(Extract provided):

Meeting on Dedukti and proof systems interoperability in Gruissan in January 2024

Date: 23-25 January 2024

Remark: the official dates of the meeting taken into account for reimbursements are from January 23 to January 25 (3 days). However, since most people will arrive on January 22 and leave on January 26, the program includes two optional work sessions on January 22 afternoon and January 26 morning for the people who will be there.

Venue: Hotel Phoebus, Boulevard de Planasse 11430 Gruissan, France

How to get there? Hotel Phoebus is 26 minutes away by bus from Narbonne train station, and 2h10 by public transport from Montpellier airport MPL. There are many direct trains from Paris Gare de Lyon to Narbonne: 08:26-12:46, 09:42-14:24, 11:46-16:13, 14:56-19:20, 16:56-21:20, 17:42-22:20. If many people arrive at the same time, we may organize a private shuttle.

Program: Discussing the encoding in Dedukti of logical features (universe polymorphism with impredicativity, type classes, etc.), working alone or in small groups on the development of tools for generating, handling or transforming Dedukti files, taking advantage of the participation of experts on Dedukti or other languages and tools, working on the translation of proofs from one system to another system, to make progress on EuroProofNet objectives and deliverables.

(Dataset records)
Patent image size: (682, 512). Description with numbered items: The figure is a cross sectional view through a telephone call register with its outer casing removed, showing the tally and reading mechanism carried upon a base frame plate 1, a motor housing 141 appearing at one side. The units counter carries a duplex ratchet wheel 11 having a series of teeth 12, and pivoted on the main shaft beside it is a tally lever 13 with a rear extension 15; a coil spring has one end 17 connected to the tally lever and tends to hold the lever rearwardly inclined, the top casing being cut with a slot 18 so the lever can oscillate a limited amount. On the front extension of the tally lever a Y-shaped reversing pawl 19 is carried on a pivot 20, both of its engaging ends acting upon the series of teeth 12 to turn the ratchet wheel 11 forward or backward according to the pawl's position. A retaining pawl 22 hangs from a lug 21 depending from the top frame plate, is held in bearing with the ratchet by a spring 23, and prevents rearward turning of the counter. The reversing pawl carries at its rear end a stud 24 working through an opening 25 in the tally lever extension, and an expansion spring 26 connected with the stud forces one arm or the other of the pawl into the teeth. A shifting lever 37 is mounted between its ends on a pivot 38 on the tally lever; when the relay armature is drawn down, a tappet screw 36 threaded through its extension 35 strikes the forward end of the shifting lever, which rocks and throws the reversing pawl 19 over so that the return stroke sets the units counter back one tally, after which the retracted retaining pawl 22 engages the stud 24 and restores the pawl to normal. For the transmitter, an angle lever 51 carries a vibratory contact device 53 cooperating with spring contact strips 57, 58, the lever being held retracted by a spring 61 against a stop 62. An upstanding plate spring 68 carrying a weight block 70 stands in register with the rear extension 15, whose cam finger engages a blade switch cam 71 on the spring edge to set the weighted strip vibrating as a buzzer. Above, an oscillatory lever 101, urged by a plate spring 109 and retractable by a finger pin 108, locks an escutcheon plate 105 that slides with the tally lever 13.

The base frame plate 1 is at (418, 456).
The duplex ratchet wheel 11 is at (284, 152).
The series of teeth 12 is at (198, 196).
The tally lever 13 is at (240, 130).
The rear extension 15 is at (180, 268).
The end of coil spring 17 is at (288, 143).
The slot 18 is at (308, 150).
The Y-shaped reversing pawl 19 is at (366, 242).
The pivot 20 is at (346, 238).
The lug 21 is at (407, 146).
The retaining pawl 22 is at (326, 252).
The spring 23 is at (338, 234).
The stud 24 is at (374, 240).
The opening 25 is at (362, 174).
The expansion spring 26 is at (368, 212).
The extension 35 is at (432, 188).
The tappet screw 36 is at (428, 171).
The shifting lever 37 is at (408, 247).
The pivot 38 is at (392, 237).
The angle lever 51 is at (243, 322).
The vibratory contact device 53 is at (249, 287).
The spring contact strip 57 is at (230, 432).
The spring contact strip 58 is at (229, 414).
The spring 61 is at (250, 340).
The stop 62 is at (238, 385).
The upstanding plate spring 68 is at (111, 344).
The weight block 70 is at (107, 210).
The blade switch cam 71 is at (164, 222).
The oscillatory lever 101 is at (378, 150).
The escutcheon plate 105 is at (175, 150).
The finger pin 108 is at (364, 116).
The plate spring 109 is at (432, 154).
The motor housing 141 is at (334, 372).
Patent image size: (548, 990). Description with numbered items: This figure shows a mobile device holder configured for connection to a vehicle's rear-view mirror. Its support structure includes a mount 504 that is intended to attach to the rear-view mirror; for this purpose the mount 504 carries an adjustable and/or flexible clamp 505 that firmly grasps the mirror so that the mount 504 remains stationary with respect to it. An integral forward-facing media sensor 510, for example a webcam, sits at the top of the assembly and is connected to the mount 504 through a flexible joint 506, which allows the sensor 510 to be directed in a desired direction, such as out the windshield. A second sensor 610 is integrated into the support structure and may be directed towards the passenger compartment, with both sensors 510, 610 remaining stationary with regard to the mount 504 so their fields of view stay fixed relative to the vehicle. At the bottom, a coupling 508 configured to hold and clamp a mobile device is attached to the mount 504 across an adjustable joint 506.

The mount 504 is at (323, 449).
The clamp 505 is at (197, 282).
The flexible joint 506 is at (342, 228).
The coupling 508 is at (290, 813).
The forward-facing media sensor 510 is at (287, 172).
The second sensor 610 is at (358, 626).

(Prompt 1):
Answer these questions from the Gruissan meeting announcement:
(a) Which dates count as the official meeting days for reimbursements?
(b) In which hotel is the meeting held?
(c) How long is the bus ride from Narbonne train station to the hotel?
(Prompt 2):
State whether each statement agrees with the Gruissan meeting announcement, and quote the words that decide it.
(a) The program includes an optional work session on the morning of January 26.
(b) The earliest direct train listed from Paris reaches Narbonne after 1 p.m.
(c) A private shuttle is guaranteed for all participants.
(Prompt 3): Write the next part of the announcement for the Dedukti meeting in Gruissan, starting after its final sentence.
These entries were taken from a separate source.

(Final answer 1):
(a) January 23 to January 25
(b) Hotel Phoebus
(c) 26 minutes

(Final answer 2):
(a) Yes: "the program includes two optional work sessions on January 22 afternoon and January 26 morning"
(b) No: "08:26-12:46"
(c) No: "If many people arrive at the same time, we may organize a private shuttle."

(Final answer 3):
Application procedure: The number of participants is limited. If you want to be funded, check the eligibility rules and send a mail to Frédéric Blanqui with the following information and documents:

URL of your homepage
planned date and time of arrival
planned date and time of departure
cost of travel in euros with quote (screen capture)
work plan: describe what you would like to do

Cost: Participants have to organize their travel by themselves. For accommodation and meals, they will have to pay to the hotel 30% in advance (that can be reimbursed in case of cancellation before January 14) and the remaining on site. See the reimbursement rules for more details. The daily allowance is fixed at 120 euros.

Participants (13):

Rishikesh Vaishnav Rish made progress with his translation project from Lean to Dedukti (lean2dk). He began by translating the prelude file of Lean standard library, and discovered the need for a reduction rule for subsingleton inductives that is not well-typed and requires further investigation. He then proceeded to debug and eliminate sources of non-left-linearity in his translation.
Bruno Barras, Thiago Felicissimo and Théo Winterhalter worked on a new formalism to extend Dedukti and Lambdapi with user-defined equational theories. The idea would be to cover theories such as those of universes (with max, 0 and successor) or interval variables in Cubical Type Theory. One of the biggest challenges seems to be the interaction between these new symbols that are identified up to theory and higher-order terms which may feature rewrite rules. We have thought of several criteria so that the resulting type theory remains well behaved, but more investigation needs to be done before we are ready to experiment with an implementation.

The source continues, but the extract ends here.